=== MATERIALS PROVIDED ===
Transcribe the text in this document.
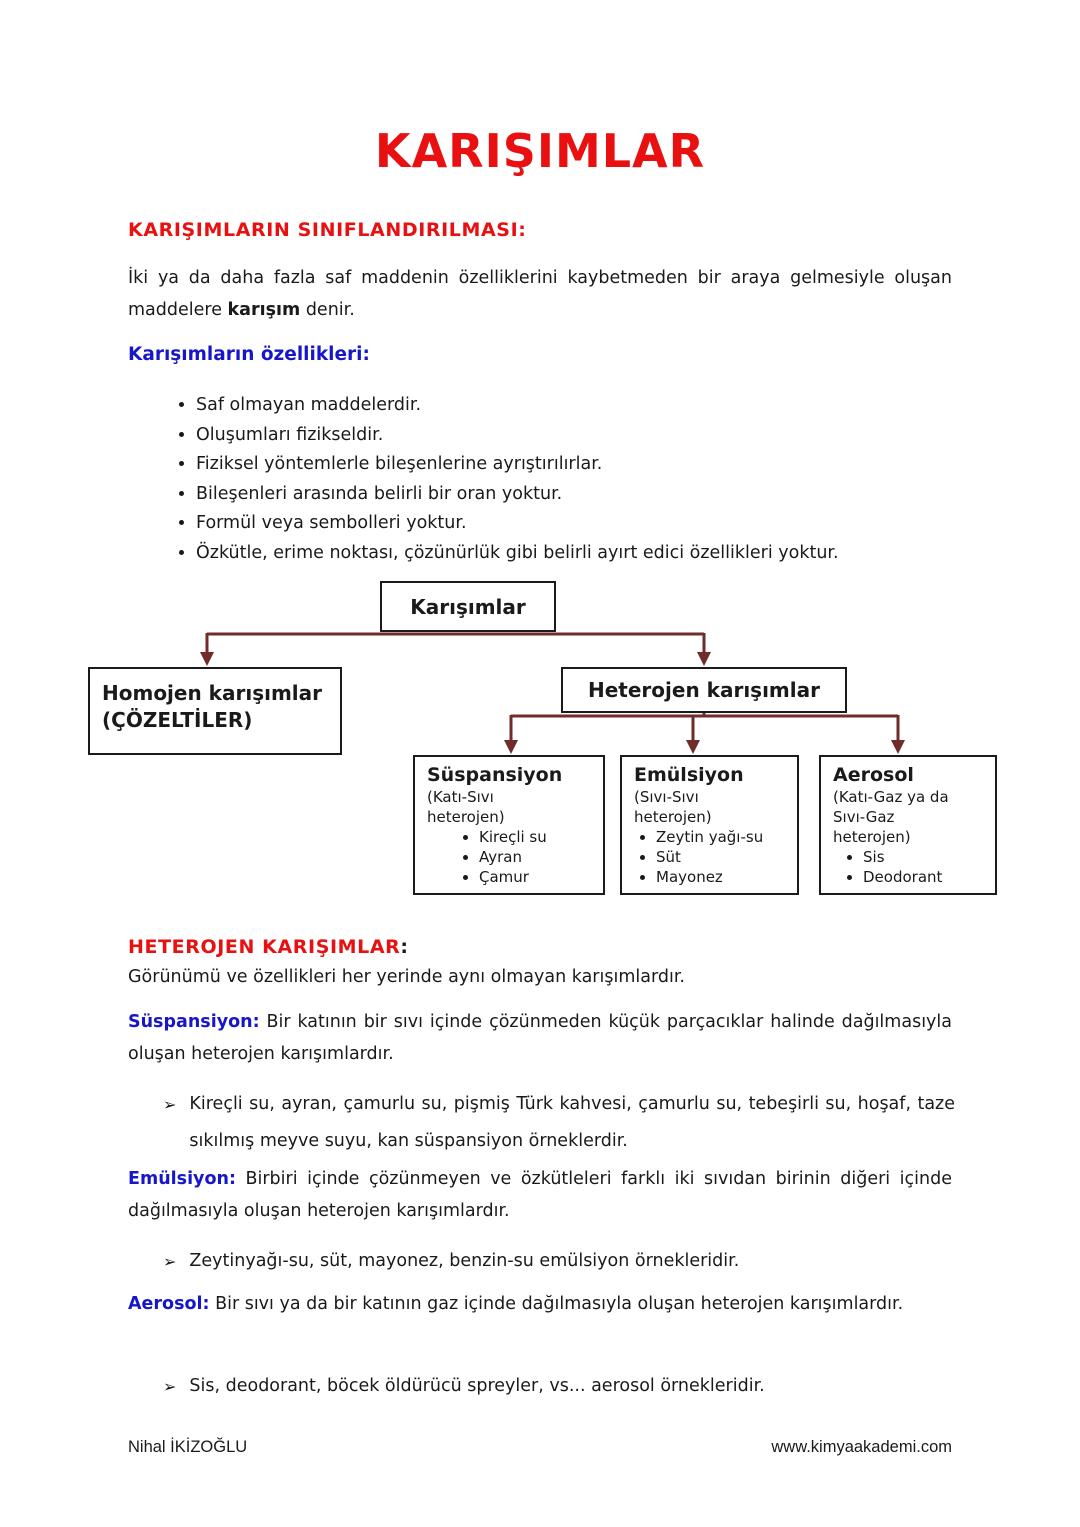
KARIŞIMLAR
KARIŞIMLARIN SINIFLANDIRILMASI:

İki ya da daha fazla saf maddenin özelliklerini kaybetmeden bir araya gelmesiyle oluşan maddelere karışım denir.

Karışımların özellikleri:
• Saf olmayan maddelerdir.
• Oluşumları fizikseldir.
• Fiziksel yöntemlerle bileşenlerine ayrıştırılırlar.
• Bileşenleri arasında belirli bir oran yoktur.
• Formül veya sembolleri yoktur.
• Özkütle, erime noktası, çözünürlük gibi belirli ayırt edici özellikleri yoktur.
Karışımlar
Homojen karışımlar
(ÇÖZELTİLER)
Heterojen karışımlar
Süspansiyon
(Katı-Sıvı
heterojen)
• Kireçli su
• Ayran
• Çamur
Emülsiyon
(Sıvı-Sıvı
heterojen)
• Zeytin yağı-su
• Süt
• Mayonez
Aerosol
(Katı-Gaz ya da
Sıvı-Gaz
heterojen)
• Sis
• Deodorant
HETEROJEN KARIŞIMLAR:

Görünümü ve özellikleri her yerinde aynı olmayan karışımlardır.

Süspansiyon: Bir katının bir sıvı içinde çözünmeden küçük parçacıklar halinde dağılmasıyla oluşan heterojen karışımlardır.

➢ Kireçli su, ayran, çamurlu su, pişmiş Türk kahvesi, çamurlu su, tebeşirli su, hoşaf, taze sıkılmış meyve suyu, kan süspansiyon örneklerdir.

Emülsiyon: Birbiri içinde çözünmeyen ve özkütleleri farklı iki sıvıdan birinin diğeri içinde dağılmasıyla oluşan heterojen karışımlardır.

➢ Zeytinyağı-su, süt, mayonez, benzin-su emülsiyon örnekleridir.

Aerosol: Bir sıvı ya da bir katının gaz içinde dağılmasıyla oluşan heterojen karışımlardır.

➢ Sis, deodorant, böcek öldürücü spreyler, vs... aerosol örnekleridir.
Nihal İKİZOĞLU	www.kimyaakademi.com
===
__PROBLEM DESCRIPTION__:
Transcribe every record above exactly, leaving out the pictures.

__WORKED SOLUTION__:
Transcribe the text in this document.
KARIŞIMLAR
KARIŞIMLARIN SINIFLANDIRILMASI:

İki ya da daha fazla saf maddenin özelliklerini kaybetmeden bir araya gelmesiyle oluşan maddelere karışım denir.

Karışımların özellikleri:
• Saf olmayan maddelerdir.
• Oluşumları fizikseldir.
• Fiziksel yöntemlerle bileşenlerine ayrıştırılırlar.
• Bileşenleri arasında belirli bir oran yoktur.
• Formül veya sembolleri yoktur.
• Özkütle, erime noktası, çözünürlük gibi belirli ayırt edici özellikleri yoktur.
Karışımlar
Homojen karışımlar
(ÇÖZELTİLER)
Heterojen karışımlar
Süspansiyon
(Katı-Sıvı
heterojen)
• Kireçli su
• Ayran
• Çamur
Emülsiyon
(Sıvı-Sıvı
heterojen)
• Zeytin yağı-su
• Süt
• Mayonez
Aerosol
(Katı-Gaz ya da
Sıvı-Gaz
heterojen)
• Sis
• Deodorant
HETEROJEN KARIŞIMLAR:

Görünümü ve özellikleri her yerinde aynı olmayan karışımlardır.

Süspansiyon: Bir katının bir sıvı içinde çözünmeden küçük parçacıklar halinde dağılmasıyla oluşan heterojen karışımlardır.

➢ Kireçli su, ayran, çamurlu su, pişmiş Türk kahvesi, çamurlu su, tebeşirli su, hoşaf, taze sıkılmış meyve suyu, kan süspansiyon örneklerdir.

Emülsiyon: Birbiri içinde çözünmeyen ve özkütleleri farklı iki sıvıdan birinin diğeri içinde dağılmasıyla oluşan heterojen karışımlardır.

➢ Zeytinyağı-su, süt, mayonez, benzin-su emülsiyon örnekleridir.

Aerosol: Bir sıvı ya da bir katının gaz içinde dağılmasıyla oluşan heterojen karışımlardır.

➢ Sis, deodorant, böcek öldürücü spreyler, vs... aerosol örnekleridir.
Nihal İKİZOĞLU	www.kimyaakademi.com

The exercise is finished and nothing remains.